Problem details
Images are not part of the copy; write out the rest of the data exactly as given.

+ + + + +

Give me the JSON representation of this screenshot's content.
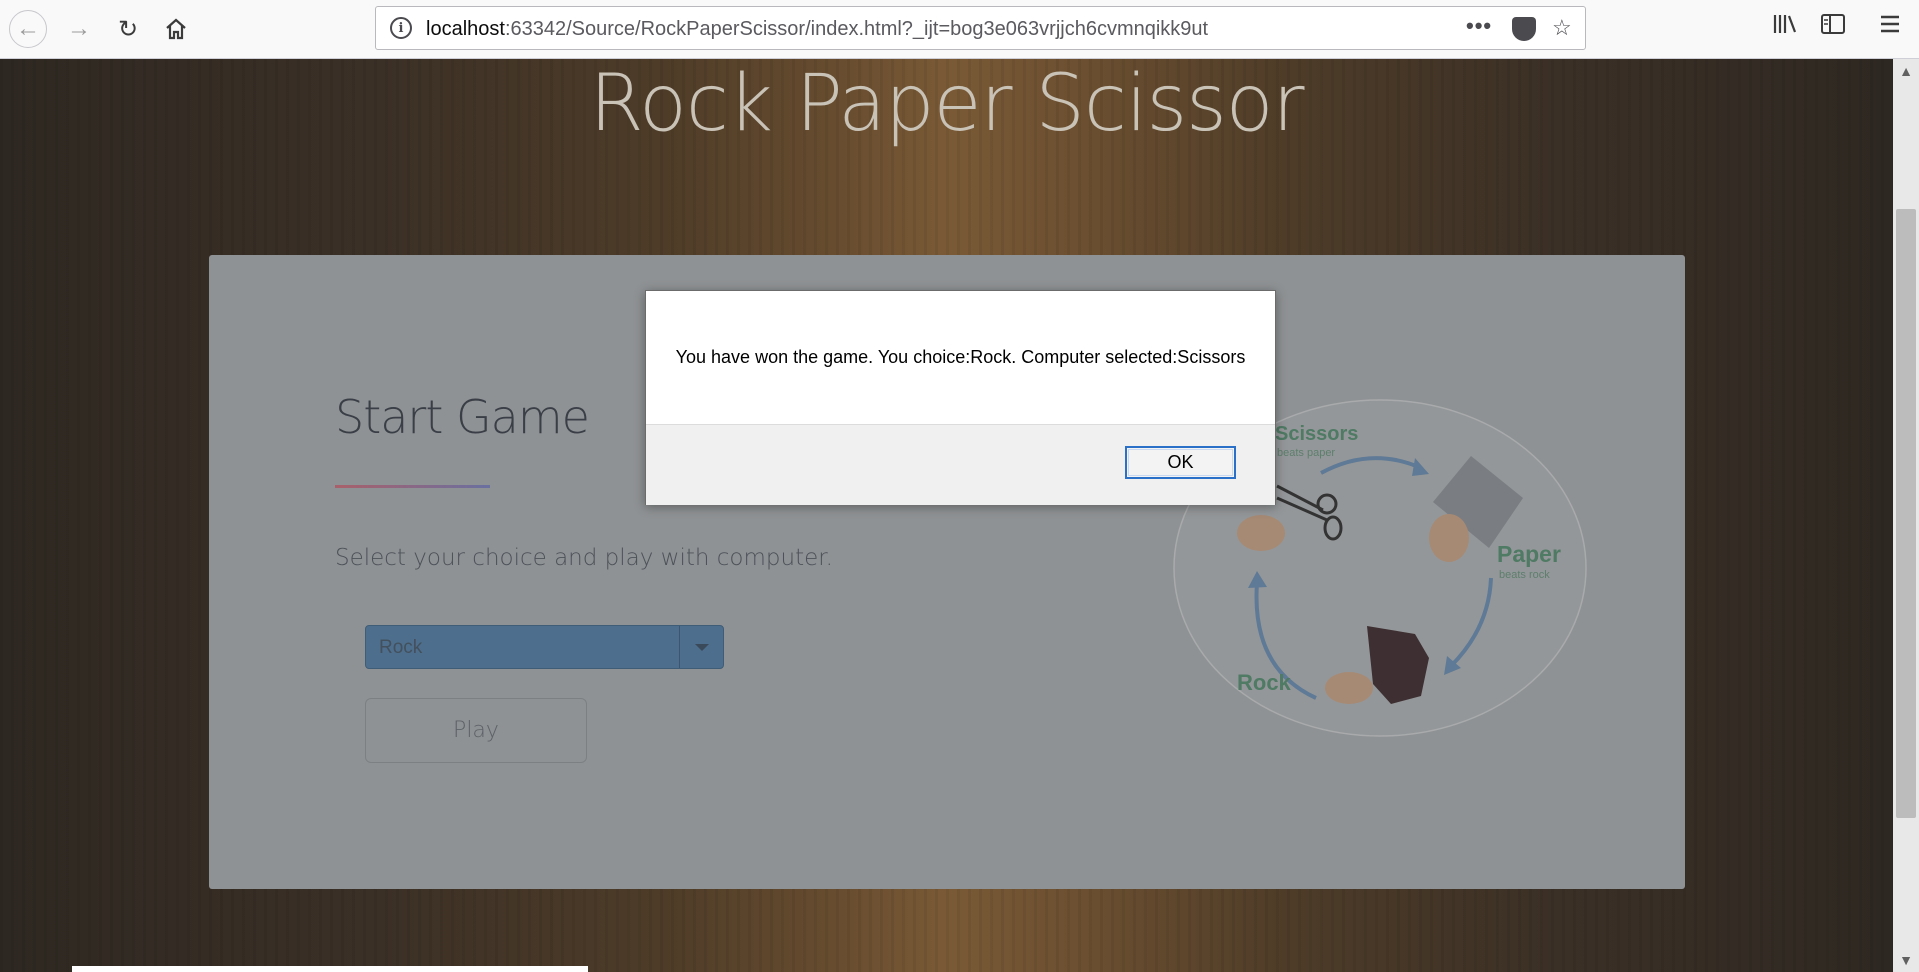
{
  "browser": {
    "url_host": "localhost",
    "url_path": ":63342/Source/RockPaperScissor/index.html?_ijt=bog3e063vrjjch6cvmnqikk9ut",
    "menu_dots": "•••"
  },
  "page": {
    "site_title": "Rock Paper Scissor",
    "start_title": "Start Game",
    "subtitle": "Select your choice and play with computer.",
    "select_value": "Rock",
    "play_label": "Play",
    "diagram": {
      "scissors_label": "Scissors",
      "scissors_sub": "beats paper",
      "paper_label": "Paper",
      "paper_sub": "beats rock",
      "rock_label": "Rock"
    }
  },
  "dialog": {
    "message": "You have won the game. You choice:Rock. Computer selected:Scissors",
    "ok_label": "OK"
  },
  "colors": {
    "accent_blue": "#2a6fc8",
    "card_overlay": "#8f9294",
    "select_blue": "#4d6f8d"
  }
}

+ + + + +

Task result
Give me the JSON representation of this screenshot's content.
{
  "browser": {
    "url_host": "localhost",
    "url_path": ":63342/Source/RockPaperScissor/index.html?_ijt=bog3e063vrjjch6cvmnqikk9ut",
    "menu_dots": "•••"
  },
  "page": {
    "site_title": "Rock Paper Scissor",
    "start_title": "Start Game",
    "subtitle": "Select your choice and play with computer.",
    "select_value": "Rock",
    "play_label": "Play",
    "diagram": {
      "scissors_label": "Scissors",
      "scissors_sub": "beats paper",
      "paper_label": "Paper",
      "paper_sub": "beats rock",
      "rock_label": "Rock"
    }
  },
  "dialog": {
    "message": "You have won the game. You choice:Rock. Computer selected:Scissors",
    "ok_label": "OK"
  },
  "colors": {
    "accent_blue": "#2a6fc8",
    "card_overlay": "#8f9294",
    "select_blue": "#4d6f8d"
  }
}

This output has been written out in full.